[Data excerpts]

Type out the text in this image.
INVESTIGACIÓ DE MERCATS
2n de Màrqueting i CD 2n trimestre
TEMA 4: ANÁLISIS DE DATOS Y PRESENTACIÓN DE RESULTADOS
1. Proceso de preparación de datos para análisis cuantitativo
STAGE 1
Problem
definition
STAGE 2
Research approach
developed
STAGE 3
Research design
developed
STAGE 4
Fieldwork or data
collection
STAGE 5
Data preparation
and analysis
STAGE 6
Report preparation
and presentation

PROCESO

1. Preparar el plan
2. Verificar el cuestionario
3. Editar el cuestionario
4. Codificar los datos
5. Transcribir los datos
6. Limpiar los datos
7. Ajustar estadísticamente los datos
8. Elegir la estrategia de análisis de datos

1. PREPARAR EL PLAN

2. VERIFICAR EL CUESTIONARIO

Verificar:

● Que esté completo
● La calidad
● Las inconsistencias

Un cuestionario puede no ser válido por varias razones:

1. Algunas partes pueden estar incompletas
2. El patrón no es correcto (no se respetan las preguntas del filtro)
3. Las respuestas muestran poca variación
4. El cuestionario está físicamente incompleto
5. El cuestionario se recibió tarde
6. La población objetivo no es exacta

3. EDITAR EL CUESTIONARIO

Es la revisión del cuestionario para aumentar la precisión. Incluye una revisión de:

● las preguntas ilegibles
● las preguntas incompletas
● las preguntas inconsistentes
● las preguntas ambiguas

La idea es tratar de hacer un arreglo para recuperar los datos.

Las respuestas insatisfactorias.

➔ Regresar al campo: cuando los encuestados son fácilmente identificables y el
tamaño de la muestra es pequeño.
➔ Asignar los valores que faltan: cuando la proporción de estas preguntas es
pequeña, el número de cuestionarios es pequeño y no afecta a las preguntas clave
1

**WHAT THE EXERCISE ASKS:** Out of the records, collect only those lines that contain the string "cuando".

**SOLUTION TO THIS PROBLEM:**
➔ Regresar al campo: cuando los encuestados son fácilmente identificables y el
➔ Asignar los valores que faltan: cuando la proporción de estas preguntas es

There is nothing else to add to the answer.